- **Text**
Why do some animals live for a few weeks and others for hundreds of years?

LongevityWatch editorsJune 13, 2026

Researchers fitted survival data from dozens of species, from short-lived insects to long-lived mammals, to a mathematical model of damage accumulation and removal. The model, published in Nature Aging, describes ageing as a gradual build-up of damage in cells and tissues. But the analysis reveals that not all animals age in the same way: two fundamentally different regimes exist.

Ballistic versus quasi-steady-state

Short-lived species age in what the researchers call the ‘ballistic regime’. Damage accumulates rapidly and linearly, without reaching equilibrium. Ageing in these animals follows a straight trajectory toward death. Long-lived mammals, including humans, operate in a ‘quasi-steady-state regime’: damage and repair remain in balance for longer. Ageing is slower, and variation in lifespan is greater.

The researchers show that the rate of damage production is the strongest predictor of lifespan, stronger than the rate of damage repair. In other words, slowing or preventing damage accumulation appears to matter more than accelerating repair.

What this means for longevity research

This stochastic model (a model based on probabilistic processes) provides a new framework for comparing ageing across species. It aligns with earlier findings showing that levels of oxidative damage, DNA damage, and protein aggregation correlate with lifespan across the animal kingdom.

From a longevity science perspective, the implication is worth noting: if damage production is more decisive than repair capacity, prioritising damage-prevention strategies over repair therapies could be a rational approach. But the authors emphasise this is a modelling result. Whether and how it translates to clinical applications requires further research.

- **Activity**
Can you retype the ageing article word for word, from "The researchers show" up to and including "the animal kingdom."?

- **Dataset records**
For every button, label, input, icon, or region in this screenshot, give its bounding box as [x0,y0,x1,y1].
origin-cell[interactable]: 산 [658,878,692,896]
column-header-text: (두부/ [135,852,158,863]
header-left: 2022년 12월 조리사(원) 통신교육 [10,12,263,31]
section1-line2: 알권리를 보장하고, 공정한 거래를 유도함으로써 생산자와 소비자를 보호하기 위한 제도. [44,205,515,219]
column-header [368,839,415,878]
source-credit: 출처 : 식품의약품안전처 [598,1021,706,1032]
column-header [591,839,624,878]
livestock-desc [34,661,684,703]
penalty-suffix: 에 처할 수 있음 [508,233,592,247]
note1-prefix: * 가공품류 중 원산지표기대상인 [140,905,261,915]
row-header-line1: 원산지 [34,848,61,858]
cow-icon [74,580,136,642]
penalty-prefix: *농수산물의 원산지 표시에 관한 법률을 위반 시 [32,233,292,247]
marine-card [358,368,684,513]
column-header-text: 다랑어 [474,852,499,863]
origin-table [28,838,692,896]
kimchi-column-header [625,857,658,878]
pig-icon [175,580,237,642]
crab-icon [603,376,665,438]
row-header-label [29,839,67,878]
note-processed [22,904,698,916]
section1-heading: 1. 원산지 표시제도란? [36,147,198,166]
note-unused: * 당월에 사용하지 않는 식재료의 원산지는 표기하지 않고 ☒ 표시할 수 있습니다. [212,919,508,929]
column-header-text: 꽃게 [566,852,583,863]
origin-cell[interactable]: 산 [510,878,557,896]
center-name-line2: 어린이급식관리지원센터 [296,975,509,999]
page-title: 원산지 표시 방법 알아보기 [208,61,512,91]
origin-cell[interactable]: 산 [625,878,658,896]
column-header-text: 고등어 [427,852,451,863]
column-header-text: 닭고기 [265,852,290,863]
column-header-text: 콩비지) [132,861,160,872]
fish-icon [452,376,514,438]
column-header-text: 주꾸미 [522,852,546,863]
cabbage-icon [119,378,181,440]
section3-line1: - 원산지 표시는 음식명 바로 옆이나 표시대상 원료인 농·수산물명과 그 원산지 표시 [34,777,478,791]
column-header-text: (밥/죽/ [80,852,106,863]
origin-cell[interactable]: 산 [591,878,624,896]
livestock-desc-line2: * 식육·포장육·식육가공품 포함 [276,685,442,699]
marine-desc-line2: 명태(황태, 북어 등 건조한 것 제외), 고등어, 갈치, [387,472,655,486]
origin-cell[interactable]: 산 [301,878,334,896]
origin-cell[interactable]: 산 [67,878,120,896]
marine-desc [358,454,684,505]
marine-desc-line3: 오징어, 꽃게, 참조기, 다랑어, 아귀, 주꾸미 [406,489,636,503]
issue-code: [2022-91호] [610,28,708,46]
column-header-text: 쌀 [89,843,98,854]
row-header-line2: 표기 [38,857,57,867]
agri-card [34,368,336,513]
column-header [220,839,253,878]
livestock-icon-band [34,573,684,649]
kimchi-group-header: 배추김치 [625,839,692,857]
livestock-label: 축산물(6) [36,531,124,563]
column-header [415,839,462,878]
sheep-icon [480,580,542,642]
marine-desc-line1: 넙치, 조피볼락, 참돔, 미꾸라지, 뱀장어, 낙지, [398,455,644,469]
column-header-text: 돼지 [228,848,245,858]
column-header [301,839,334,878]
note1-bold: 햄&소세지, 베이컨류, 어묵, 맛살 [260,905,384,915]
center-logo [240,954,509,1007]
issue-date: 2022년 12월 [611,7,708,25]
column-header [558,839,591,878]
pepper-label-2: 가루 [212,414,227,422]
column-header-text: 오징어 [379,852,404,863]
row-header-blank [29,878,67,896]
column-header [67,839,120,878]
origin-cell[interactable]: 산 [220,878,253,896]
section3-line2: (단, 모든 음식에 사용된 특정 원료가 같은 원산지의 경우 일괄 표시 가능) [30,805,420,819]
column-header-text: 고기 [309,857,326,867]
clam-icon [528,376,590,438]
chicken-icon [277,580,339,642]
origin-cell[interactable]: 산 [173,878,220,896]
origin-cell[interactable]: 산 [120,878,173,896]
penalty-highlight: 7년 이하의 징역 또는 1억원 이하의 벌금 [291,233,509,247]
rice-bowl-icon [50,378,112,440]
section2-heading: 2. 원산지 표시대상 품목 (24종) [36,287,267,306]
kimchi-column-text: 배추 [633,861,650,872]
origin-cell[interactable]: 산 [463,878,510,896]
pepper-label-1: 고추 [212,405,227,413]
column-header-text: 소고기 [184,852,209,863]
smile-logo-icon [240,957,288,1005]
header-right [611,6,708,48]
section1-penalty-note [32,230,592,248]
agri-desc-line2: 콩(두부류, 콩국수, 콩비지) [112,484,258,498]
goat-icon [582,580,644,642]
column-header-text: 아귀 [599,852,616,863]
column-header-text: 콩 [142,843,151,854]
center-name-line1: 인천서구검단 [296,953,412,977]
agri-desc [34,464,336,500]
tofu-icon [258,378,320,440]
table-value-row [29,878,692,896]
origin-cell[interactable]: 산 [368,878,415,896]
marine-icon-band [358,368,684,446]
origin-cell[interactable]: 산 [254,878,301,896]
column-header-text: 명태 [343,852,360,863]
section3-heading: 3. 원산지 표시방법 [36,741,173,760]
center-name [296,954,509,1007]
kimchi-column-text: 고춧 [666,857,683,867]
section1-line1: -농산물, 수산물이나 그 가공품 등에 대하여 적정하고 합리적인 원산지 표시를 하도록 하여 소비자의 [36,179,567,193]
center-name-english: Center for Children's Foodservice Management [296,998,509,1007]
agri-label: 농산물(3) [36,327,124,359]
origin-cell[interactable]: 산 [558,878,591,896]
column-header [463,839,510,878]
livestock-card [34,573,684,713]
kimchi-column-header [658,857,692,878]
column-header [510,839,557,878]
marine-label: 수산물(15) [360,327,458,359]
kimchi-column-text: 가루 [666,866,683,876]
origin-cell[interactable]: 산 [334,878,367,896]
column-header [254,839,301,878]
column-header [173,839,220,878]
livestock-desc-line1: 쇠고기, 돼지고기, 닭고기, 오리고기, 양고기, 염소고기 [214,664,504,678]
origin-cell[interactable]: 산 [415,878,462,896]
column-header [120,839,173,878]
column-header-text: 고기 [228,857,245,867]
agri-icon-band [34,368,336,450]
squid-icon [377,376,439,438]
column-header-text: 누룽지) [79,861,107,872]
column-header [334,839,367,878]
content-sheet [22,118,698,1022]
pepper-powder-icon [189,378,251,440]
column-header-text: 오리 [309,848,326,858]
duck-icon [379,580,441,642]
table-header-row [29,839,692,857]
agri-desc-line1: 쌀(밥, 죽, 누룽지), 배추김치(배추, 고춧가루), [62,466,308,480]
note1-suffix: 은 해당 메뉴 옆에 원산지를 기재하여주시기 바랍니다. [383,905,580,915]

- **Output of the task**
The researchers show that the rate of damage production is the strongest predictor of lifespan, stronger than the rate of damage repair. In other words, slowing or preventing damage accumulation appears to matter more than accelerating repair.

What this means for longevity research

This stochastic model (a model based on probabilistic processes) provides a new framework for comparing ageing across species. It aligns with earlier findings showing that levels of oxidative damage, DNA damage, and protein aggregation correlate with lifespan across the animal kingdom.